■ PROBLEM REQUIREMENTS
Report the count of lines holding "összeg" in the records, with no other words.

======== DATA SUPPLIED ========

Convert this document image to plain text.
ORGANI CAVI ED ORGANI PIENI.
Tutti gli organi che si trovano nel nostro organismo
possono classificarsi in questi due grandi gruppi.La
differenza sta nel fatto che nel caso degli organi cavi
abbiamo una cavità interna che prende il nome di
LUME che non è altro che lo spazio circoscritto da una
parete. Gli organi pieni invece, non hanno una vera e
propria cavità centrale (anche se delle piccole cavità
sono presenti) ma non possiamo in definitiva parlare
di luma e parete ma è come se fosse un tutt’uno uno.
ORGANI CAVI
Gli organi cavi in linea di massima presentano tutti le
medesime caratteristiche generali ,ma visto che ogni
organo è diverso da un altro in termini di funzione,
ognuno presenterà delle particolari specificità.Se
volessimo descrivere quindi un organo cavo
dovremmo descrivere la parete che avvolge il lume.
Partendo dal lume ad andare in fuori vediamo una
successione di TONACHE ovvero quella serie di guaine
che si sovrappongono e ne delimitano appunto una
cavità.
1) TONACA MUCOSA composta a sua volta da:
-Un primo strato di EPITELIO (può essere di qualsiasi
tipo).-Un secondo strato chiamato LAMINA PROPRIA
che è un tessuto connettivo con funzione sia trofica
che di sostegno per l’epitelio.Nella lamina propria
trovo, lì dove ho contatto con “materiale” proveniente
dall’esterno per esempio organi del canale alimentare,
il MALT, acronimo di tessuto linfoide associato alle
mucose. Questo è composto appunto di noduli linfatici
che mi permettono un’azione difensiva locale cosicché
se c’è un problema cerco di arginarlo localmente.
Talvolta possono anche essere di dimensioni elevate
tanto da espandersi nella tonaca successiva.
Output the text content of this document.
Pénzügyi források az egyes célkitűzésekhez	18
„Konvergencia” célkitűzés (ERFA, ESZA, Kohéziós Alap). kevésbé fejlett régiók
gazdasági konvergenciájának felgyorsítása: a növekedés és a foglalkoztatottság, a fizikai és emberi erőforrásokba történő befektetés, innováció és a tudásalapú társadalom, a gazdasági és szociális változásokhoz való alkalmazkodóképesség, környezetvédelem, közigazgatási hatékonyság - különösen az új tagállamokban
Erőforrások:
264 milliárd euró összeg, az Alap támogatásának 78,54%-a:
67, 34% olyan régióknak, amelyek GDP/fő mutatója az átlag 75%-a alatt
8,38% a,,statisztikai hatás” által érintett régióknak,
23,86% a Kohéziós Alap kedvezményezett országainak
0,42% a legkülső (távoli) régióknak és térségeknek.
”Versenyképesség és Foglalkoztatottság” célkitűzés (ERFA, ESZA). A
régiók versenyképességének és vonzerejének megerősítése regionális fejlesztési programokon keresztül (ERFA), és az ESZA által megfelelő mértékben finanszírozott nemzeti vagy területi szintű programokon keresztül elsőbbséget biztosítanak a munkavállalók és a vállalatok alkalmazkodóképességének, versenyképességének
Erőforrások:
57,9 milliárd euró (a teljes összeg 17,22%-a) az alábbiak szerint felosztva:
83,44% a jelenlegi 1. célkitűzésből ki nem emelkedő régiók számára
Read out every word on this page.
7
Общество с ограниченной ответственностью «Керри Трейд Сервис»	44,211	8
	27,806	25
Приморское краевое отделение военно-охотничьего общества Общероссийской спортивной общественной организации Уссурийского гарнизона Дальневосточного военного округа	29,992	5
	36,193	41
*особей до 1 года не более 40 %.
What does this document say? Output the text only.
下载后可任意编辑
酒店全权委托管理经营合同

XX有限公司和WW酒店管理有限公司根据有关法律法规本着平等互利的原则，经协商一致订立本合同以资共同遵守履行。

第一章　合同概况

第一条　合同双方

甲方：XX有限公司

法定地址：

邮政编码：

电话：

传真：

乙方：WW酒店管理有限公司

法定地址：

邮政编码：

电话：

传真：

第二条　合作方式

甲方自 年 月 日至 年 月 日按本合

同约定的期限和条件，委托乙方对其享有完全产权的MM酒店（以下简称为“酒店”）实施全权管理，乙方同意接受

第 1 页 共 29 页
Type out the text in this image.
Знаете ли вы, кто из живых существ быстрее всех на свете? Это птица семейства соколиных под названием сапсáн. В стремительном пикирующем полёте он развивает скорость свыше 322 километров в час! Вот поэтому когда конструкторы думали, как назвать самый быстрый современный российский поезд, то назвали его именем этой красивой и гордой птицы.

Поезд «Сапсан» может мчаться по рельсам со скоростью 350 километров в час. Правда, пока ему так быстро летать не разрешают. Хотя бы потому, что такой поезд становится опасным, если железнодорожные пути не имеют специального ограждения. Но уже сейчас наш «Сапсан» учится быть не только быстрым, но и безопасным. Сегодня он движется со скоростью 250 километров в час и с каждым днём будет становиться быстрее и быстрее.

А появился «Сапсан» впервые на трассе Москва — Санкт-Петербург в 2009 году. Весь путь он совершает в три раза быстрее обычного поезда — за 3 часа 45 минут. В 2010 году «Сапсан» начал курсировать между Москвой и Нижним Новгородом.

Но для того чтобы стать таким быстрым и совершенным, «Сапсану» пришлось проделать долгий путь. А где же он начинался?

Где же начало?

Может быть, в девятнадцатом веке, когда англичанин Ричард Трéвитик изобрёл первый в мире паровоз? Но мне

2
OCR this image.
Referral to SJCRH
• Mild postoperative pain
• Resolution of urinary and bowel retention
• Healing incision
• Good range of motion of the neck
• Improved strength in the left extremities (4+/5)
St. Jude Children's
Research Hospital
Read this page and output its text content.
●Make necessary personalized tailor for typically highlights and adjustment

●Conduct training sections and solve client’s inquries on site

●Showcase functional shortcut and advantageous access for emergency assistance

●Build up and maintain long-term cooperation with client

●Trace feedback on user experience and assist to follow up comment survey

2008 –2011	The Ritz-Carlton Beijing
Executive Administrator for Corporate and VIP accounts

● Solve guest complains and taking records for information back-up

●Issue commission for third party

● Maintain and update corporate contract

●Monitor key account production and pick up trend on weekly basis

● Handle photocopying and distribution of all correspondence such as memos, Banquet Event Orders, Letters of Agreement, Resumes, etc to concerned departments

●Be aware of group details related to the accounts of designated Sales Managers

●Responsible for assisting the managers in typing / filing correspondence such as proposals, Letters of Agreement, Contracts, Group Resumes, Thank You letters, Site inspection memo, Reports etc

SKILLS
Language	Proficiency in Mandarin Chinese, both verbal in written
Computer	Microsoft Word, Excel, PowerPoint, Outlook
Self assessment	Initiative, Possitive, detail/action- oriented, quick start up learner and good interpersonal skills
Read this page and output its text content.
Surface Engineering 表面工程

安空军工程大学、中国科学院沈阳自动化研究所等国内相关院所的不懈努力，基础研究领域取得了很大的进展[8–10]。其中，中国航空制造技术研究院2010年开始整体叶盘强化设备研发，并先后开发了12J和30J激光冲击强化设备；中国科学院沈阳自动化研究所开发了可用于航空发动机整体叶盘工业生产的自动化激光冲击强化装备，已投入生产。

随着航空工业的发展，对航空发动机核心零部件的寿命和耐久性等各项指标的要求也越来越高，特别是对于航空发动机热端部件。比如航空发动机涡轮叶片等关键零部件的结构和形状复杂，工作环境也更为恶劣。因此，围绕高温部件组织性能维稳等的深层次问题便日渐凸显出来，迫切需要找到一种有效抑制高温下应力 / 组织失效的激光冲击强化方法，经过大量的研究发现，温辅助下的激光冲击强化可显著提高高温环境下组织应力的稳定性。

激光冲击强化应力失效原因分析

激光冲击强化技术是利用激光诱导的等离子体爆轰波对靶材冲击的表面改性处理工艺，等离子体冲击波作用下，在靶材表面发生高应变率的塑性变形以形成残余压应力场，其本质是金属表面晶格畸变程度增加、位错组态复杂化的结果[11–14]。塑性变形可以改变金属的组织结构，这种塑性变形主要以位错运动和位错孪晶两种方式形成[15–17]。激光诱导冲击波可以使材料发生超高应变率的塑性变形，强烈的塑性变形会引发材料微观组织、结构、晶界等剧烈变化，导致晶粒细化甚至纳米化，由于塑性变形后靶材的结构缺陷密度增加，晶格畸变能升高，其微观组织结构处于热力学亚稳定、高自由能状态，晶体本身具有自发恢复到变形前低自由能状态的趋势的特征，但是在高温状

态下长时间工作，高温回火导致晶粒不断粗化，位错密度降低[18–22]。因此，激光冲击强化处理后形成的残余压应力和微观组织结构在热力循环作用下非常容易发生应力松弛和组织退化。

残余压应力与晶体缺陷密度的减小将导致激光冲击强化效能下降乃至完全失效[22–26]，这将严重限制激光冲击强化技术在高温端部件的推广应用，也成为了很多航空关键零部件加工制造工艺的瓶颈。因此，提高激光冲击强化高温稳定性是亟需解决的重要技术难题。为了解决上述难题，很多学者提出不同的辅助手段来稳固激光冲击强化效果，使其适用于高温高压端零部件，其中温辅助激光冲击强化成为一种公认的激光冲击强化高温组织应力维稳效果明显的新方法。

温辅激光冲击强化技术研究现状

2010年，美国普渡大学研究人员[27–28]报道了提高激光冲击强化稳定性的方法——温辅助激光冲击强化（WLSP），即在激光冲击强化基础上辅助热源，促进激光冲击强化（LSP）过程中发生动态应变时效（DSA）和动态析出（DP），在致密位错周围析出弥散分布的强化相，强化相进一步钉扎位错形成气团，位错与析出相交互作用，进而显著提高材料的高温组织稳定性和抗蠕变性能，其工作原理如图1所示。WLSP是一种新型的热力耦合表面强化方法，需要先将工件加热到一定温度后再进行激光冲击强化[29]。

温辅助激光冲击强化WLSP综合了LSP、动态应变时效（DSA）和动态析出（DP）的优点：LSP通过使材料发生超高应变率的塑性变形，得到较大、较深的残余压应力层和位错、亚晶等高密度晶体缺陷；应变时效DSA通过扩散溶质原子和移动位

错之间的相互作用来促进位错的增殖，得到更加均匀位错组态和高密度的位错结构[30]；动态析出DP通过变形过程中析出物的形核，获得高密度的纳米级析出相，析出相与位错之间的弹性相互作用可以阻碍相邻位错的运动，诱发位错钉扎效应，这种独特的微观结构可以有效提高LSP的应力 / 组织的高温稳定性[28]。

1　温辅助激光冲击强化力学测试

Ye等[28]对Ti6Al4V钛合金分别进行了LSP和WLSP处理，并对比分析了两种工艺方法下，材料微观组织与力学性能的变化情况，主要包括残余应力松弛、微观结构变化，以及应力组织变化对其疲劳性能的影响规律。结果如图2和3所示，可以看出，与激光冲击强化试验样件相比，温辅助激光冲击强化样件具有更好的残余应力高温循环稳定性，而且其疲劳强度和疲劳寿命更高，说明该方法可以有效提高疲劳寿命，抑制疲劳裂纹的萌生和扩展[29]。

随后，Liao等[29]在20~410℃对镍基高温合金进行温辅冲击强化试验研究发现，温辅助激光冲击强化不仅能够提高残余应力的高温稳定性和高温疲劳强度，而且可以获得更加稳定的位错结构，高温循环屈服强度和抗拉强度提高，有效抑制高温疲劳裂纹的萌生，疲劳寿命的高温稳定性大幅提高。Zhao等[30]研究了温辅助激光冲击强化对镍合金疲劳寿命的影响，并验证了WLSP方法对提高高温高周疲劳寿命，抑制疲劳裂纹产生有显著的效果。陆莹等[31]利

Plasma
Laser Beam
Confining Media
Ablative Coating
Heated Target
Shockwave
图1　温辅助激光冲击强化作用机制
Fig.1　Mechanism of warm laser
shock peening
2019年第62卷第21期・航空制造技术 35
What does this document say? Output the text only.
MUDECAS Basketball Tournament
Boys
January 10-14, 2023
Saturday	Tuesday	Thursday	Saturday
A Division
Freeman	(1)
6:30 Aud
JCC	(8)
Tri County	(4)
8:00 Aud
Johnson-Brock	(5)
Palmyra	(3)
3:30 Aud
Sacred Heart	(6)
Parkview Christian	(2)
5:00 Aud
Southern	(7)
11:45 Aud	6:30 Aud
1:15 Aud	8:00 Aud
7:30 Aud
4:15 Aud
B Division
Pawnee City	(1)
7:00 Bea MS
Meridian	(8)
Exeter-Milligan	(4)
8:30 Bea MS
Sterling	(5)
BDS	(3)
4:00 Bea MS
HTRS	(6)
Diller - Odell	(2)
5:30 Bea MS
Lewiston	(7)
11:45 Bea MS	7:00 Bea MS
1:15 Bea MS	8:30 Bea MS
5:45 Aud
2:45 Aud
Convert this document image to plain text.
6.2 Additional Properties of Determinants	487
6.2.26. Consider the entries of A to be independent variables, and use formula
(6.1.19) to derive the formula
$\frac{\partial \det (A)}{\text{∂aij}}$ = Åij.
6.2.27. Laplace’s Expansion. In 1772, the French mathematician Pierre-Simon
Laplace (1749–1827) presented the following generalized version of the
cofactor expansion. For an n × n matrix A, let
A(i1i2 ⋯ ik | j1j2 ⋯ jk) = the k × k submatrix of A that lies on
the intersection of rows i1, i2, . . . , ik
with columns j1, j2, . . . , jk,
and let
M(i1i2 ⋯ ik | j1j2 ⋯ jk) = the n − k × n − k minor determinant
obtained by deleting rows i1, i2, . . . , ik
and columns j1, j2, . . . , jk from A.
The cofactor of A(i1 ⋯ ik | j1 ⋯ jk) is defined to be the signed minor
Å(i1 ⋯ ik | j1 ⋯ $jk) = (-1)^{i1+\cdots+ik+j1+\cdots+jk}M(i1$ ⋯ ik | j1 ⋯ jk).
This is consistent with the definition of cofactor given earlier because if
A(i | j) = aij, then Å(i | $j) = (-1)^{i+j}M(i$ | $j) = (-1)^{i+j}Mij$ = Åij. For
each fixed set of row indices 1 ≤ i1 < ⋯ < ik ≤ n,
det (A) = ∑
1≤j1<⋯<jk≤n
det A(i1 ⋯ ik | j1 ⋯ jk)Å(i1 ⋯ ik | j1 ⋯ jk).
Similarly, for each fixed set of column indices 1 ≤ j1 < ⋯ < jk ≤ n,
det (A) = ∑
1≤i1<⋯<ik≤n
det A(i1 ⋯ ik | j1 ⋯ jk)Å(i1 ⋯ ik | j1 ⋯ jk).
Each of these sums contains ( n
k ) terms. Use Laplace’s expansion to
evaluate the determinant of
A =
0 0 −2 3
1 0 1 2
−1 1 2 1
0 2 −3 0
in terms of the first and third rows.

========

■ RESULT OF THE EXERCISE
2